WHAT THIS TASK INVOLVES -> Repeat the records word for word, excluding any picture.

|---|

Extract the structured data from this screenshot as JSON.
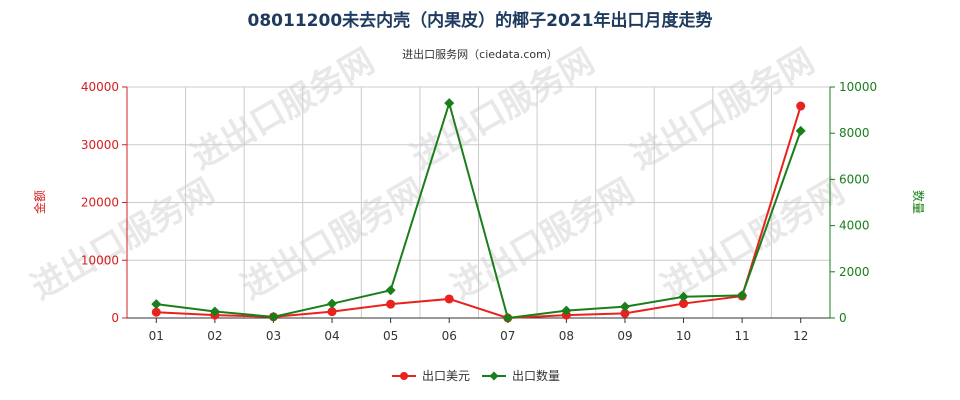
{
  "chart_data": {
    "type": "line",
    "title": "08011200未去内壳（内果皮）的椰子2021年出口月度走势",
    "subtitle": "进出口服务网（ciedata.com）",
    "categories": [
      "01",
      "02",
      "03",
      "04",
      "05",
      "06",
      "07",
      "08",
      "09",
      "10",
      "11",
      "12"
    ],
    "y_left": {
      "label": "金额",
      "ylim": [
        0,
        40000
      ],
      "ticks": [
        0,
        10000,
        20000,
        30000,
        40000
      ],
      "color": "#d42020"
    },
    "y_right": {
      "label": "数量",
      "ylim": [
        0,
        10000
      ],
      "ticks": [
        0,
        2000,
        4000,
        6000,
        8000,
        10000
      ],
      "color": "#1a7f1a"
    },
    "series": [
      {
        "name": "出口美元",
        "axis": "left",
        "color": "#e8231e",
        "marker": "circle",
        "values": [
          1000,
          500,
          200,
          1100,
          2400,
          3300,
          0,
          500,
          800,
          2500,
          3800,
          36700
        ]
      },
      {
        "name": "出口数量",
        "axis": "right",
        "color": "#1a7f1a",
        "marker": "diamond",
        "values": [
          600,
          280,
          50,
          620,
          1200,
          9300,
          0,
          320,
          490,
          920,
          980,
          8100
        ]
      }
    ],
    "grid": true,
    "legend_position": "bottom-center"
  },
  "watermark": "进出口服务网"
}
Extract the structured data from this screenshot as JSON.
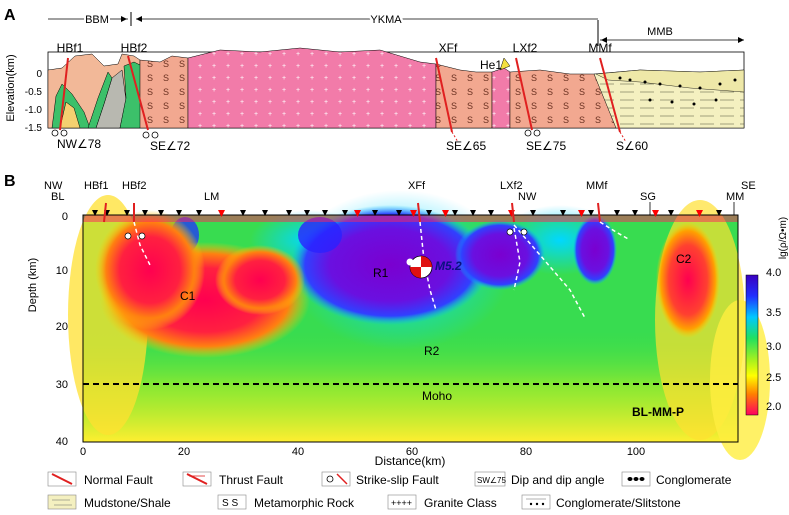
{
  "panel_a": {
    "letter": "A",
    "ylabel": "Elevation(km)",
    "yticks": [
      "0",
      "-0.5",
      "-1.0",
      "-1.5"
    ],
    "zones": [
      "BBM",
      "YKMA",
      "MMB"
    ],
    "faults": [
      "HBf1",
      "HBf2",
      "XFf",
      "He1",
      "LXf2",
      "MMf"
    ],
    "dips": [
      "NW∠78",
      "SE∠72",
      "SE∠65",
      "SE∠75",
      "S∠60"
    ]
  },
  "panel_b": {
    "letter": "B",
    "ylabel": "Depth (km)",
    "xlabel": "Distance(km)",
    "yticks": [
      "0",
      "10",
      "20",
      "30",
      "40"
    ],
    "xticks": [
      "0",
      "20",
      "40",
      "60",
      "80",
      "100"
    ],
    "top_labels": [
      "NW",
      "BL",
      "HBf1",
      "HBf2",
      "LM",
      "XFf",
      "LXf2",
      "NW",
      "MMf",
      "SG",
      "MM",
      "SE"
    ],
    "regions": [
      "R1",
      "C1",
      "R2",
      "C2"
    ],
    "event": "M5.2",
    "moho": "Moho",
    "profile": "BL-MM-P",
    "colorbar": {
      "label": "lg(ρ/Ω•m)",
      "ticks": [
        "4.0",
        "3.5",
        "3.0",
        "2.5",
        "2.0"
      ]
    }
  },
  "legend": [
    "Normal Fault",
    "Thrust Fault",
    "Strike-slip Fault",
    "Dip and dip angle",
    "Conglomerate",
    "Mudstone/Shale",
    "Metamorphic Rock",
    "Granite Class",
    "Conglomerate/Slitstone"
  ],
  "legend_dip_icon": "SW∠75"
}
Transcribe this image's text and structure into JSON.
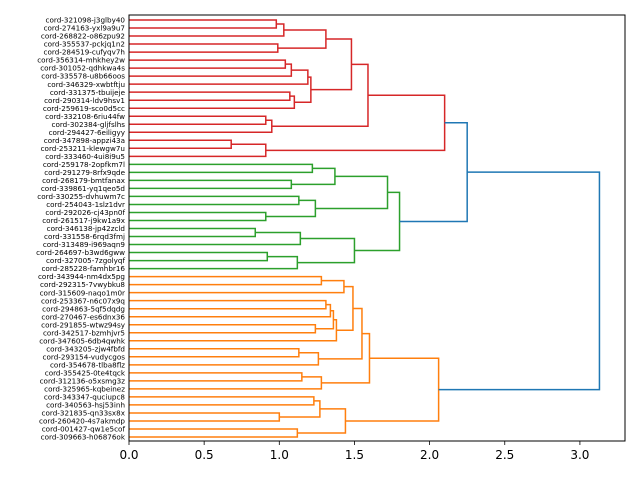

|---|

FINISHED EXERCISE ->
Extract the structured data from this screenshot as JSON.
{
  "chart_data": {
    "type": "line",
    "title": "08011200未去内壳（内果皮）的椰子2021年出口月度走势",
    "subtitle": "进出口服务网（ciedata.com）",
    "categories": [
      "01",
      "02",
      "03",
      "04",
      "05",
      "06",
      "07",
      "08",
      "09",
      "10",
      "11",
      "12"
    ],
    "y_left": {
      "label": "金额",
      "ylim": [
        0,
        40000
      ],
      "ticks": [
        0,
        10000,
        20000,
        30000,
        40000
      ],
      "color": "#d42020"
    },
    "y_right": {
      "label": "数量",
      "ylim": [
        0,
        10000
      ],
      "ticks": [
        0,
        2000,
        4000,
        6000,
        8000,
        10000
      ],
      "color": "#1a7f1a"
    },
    "series": [
      {
        "name": "出口美元",
        "axis": "left",
        "color": "#e8231e",
        "marker": "circle",
        "values": [
          1000,
          500,
          200,
          1100,
          2400,
          3300,
          0,
          500,
          800,
          2500,
          3800,
          36700
        ]
      },
      {
        "name": "出口数量",
        "axis": "right",
        "color": "#1a7f1a",
        "marker": "diamond",
        "values": [
          600,
          280,
          50,
          620,
          1200,
          9300,
          0,
          320,
          490,
          920,
          980,
          8100
        ]
      }
    ],
    "grid": true,
    "legend_position": "bottom-center"
  },
  "watermark": "进出口服务网"
}
Extract the structured data from this screenshot as JSON.
{
  "panel_a": {
    "letter": "A",
    "ylabel": "Elevation(km)",
    "yticks": [
      "0",
      "-0.5",
      "-1.0",
      "-1.5"
    ],
    "zones": [
      "BBM",
      "YKMA",
      "MMB"
    ],
    "faults": [
      "HBf1",
      "HBf2",
      "XFf",
      "He1",
      "LXf2",
      "MMf"
    ],
    "dips": [
      "NW∠78",
      "SE∠72",
      "SE∠65",
      "SE∠75",
      "S∠60"
    ]
  },
  "panel_b": {
    "letter": "B",
    "ylabel": "Depth (km)",
    "xlabel": "Distance(km)",
    "yticks": [
      "0",
      "10",
      "20",
      "30",
      "40"
    ],
    "xticks": [
      "0",
      "20",
      "40",
      "60",
      "80",
      "100"
    ],
    "top_labels": [
      "NW",
      "BL",
      "HBf1",
      "HBf2",
      "LM",
      "XFf",
      "LXf2",
      "NW",
      "MMf",
      "SG",
      "MM",
      "SE"
    ],
    "regions": [
      "R1",
      "C1",
      "R2",
      "C2"
    ],
    "event": "M5.2",
    "moho": "Moho",
    "profile": "BL-MM-P",
    "colorbar": {
      "label": "lg(ρ/Ω•m)",
      "ticks": [
        "4.0",
        "3.5",
        "3.0",
        "2.5",
        "2.0"
      ]
    }
  },
  "legend": [
    "Normal Fault",
    "Thrust Fault",
    "Strike-slip Fault",
    "Dip and dip angle",
    "Conglomerate",
    "Mudstone/Shale",
    "Metamorphic Rock",
    "Granite Class",
    "Conglomerate/Slitstone"
  ],
  "legend_dip_icon": "SW∠75"
}
Transcribe this image's text and structure into JSON.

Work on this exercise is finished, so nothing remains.